▸ SHORT EXERCISE
Pull out every line in the data that has the string "text" in it.
BEGIN DATA PROVIDED
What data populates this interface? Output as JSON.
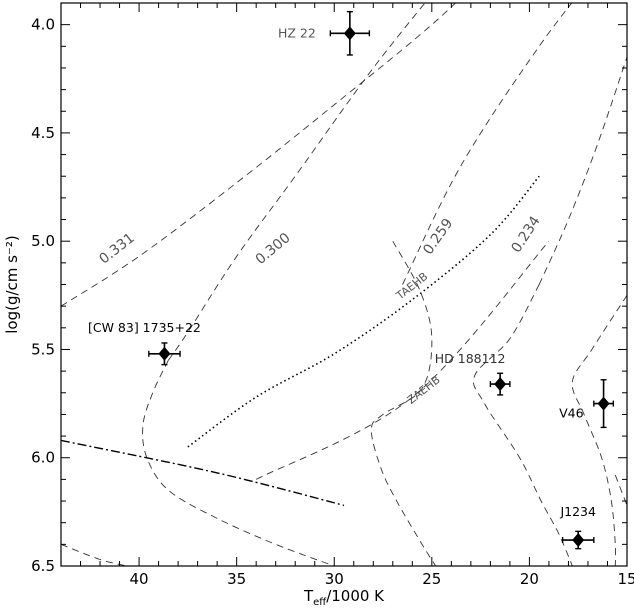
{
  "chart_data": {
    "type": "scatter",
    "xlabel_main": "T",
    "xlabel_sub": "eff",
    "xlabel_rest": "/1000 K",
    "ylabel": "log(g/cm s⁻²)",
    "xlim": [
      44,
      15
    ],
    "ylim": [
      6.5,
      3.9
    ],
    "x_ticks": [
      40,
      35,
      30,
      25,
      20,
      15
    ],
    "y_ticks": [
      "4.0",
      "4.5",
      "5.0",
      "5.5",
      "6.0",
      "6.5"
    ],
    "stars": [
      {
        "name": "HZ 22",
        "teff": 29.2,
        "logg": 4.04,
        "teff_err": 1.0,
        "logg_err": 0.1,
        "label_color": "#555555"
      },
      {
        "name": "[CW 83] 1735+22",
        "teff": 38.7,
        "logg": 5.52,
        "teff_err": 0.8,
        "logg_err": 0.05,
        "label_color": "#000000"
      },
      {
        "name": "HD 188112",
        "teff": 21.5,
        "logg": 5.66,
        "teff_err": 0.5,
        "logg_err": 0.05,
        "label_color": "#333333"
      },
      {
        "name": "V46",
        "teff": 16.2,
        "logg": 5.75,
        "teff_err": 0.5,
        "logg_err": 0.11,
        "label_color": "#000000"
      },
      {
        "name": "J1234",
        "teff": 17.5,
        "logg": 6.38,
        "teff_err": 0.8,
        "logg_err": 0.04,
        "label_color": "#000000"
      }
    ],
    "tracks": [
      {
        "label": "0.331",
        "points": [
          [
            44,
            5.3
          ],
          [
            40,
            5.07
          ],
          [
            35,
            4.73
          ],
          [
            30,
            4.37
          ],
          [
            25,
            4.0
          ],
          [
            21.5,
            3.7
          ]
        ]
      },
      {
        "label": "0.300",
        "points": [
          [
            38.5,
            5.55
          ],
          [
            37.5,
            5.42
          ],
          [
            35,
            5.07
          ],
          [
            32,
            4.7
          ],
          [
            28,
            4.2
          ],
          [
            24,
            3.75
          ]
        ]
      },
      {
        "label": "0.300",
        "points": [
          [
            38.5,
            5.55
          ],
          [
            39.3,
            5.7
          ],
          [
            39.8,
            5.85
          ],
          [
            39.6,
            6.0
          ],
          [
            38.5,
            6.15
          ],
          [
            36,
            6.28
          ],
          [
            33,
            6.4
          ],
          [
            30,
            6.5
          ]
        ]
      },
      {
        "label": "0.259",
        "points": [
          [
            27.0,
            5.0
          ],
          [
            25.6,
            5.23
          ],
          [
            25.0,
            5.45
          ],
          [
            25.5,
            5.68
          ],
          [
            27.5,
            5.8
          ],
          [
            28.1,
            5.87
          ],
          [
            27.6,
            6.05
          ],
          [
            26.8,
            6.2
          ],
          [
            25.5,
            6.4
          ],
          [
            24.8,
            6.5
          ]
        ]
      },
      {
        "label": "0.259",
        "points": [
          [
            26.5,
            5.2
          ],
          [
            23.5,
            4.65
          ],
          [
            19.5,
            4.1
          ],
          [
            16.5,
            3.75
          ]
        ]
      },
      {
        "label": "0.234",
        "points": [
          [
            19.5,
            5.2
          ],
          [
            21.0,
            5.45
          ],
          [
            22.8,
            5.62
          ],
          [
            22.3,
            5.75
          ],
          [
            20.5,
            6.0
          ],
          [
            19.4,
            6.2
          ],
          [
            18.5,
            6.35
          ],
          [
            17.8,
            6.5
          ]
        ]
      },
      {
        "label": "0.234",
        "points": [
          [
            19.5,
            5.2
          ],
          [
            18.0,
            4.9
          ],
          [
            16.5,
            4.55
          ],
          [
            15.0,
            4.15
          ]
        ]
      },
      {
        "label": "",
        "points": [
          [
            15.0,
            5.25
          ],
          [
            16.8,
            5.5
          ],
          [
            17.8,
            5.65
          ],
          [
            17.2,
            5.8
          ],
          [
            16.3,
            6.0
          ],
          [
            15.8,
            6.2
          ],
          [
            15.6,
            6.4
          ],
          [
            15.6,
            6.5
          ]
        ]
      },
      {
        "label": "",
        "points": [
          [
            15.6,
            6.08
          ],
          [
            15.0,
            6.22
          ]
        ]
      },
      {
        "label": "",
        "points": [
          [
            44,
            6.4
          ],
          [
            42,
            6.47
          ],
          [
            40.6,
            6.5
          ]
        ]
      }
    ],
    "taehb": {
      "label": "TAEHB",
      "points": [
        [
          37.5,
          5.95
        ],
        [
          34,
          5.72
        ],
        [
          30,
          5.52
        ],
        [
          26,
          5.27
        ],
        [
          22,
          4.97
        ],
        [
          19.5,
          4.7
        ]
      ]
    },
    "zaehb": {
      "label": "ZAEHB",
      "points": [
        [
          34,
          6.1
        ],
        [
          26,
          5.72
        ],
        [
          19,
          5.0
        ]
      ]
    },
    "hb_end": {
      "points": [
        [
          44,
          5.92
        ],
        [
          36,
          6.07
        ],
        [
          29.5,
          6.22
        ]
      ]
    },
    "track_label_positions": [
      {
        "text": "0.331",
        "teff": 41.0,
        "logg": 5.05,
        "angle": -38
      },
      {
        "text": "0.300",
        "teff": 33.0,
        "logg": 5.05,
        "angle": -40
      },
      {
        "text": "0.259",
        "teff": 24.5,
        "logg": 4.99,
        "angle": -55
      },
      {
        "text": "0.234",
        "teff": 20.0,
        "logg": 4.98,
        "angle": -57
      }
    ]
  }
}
END DATA PROVIDED
▸ ANSWER TO THE EXERCISE
        "text": "0.331",
        "text": "0.300",
        "text": "0.259",
        "text": "0.234",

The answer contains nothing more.